-- START OF Exercise material --

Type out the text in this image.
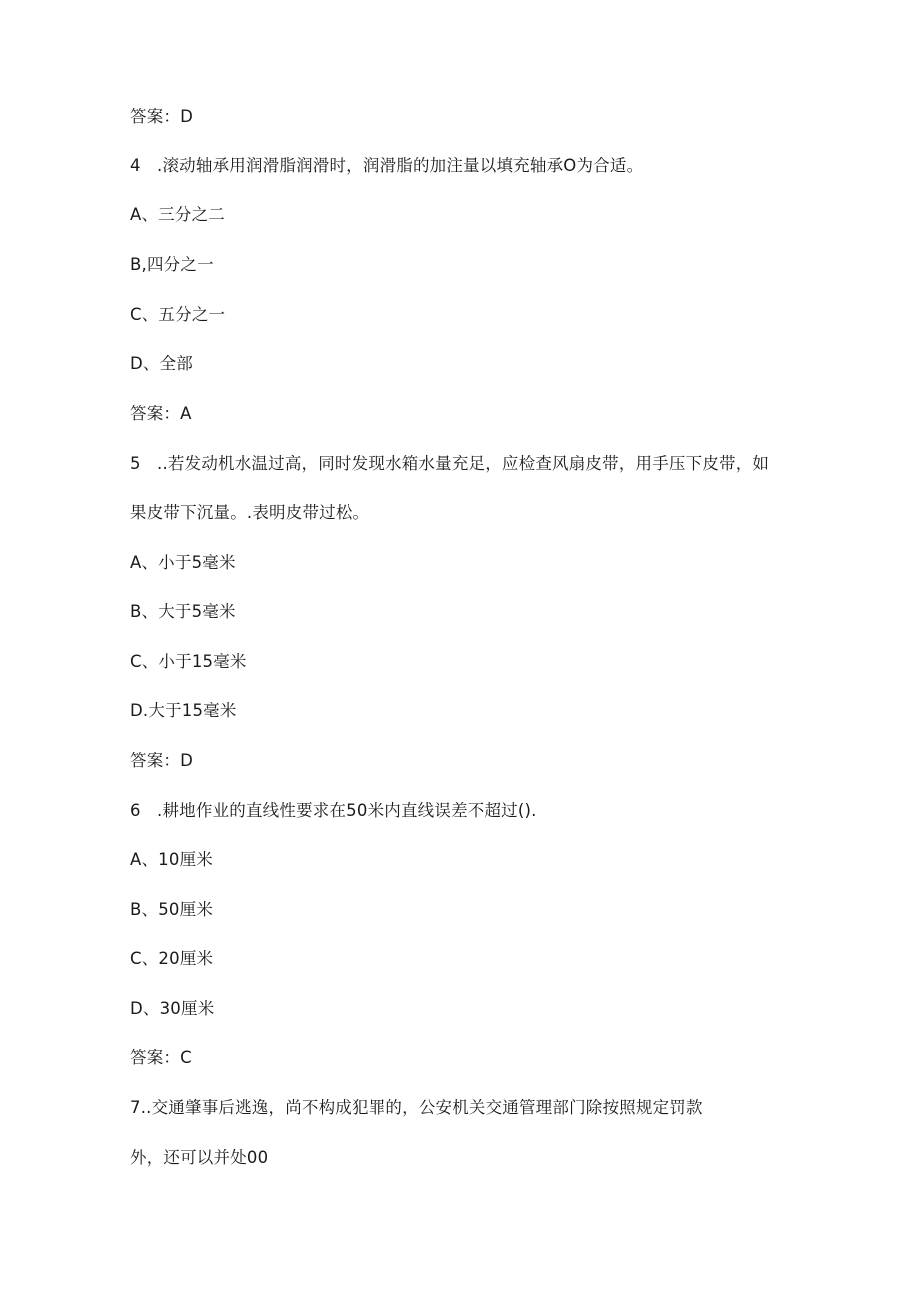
答案：D
4   .滚动轴承用润滑脂润滑时，润滑脂的加注量以填充轴承O为合适。
A、三分之二
B,四分之一
C、五分之一
D、全部
答案：A
5   ..若发动机水温过高，同时发现水箱水量充足，应检查风扇皮带，用手压下皮带，如
果皮带下沉量。.表明皮带过松。
A、小于5毫米
B、大于5毫米
C、小于15毫米
D.大于15毫米
答案：D
6   .耕地作业的直线性要求在50米内直线误差不超过().
A、10厘米
B、50厘米
C、20厘米
D、30厘米
答案：C
7..交通肇事后逃逸，尚不构成犯罪的，公安机关交通管理部门除按照规定罚款
外，还可以并处00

-- END OF Exercise material --

What you will do.
Copy the data character for character, but drop all pictures from the copy.

Response to the task.
Type out the text in this image.
答案：D
4   .滚动轴承用润滑脂润滑时，润滑脂的加注量以填充轴承O为合适。
A、三分之二
B,四分之一
C、五分之一
D、全部
答案：A
5   ..若发动机水温过高，同时发现水箱水量充足，应检查风扇皮带，用手压下皮带，如
果皮带下沉量。.表明皮带过松。
A、小于5毫米
B、大于5毫米
C、小于15毫米
D.大于15毫米
答案：D
6   .耕地作业的直线性要求在50米内直线误差不超过().
A、10厘米
B、50厘米
C、20厘米
D、30厘米
答案：C
7..交通肇事后逃逸，尚不构成犯罪的，公安机关交通管理部门除按照规定罚款
外，还可以并处00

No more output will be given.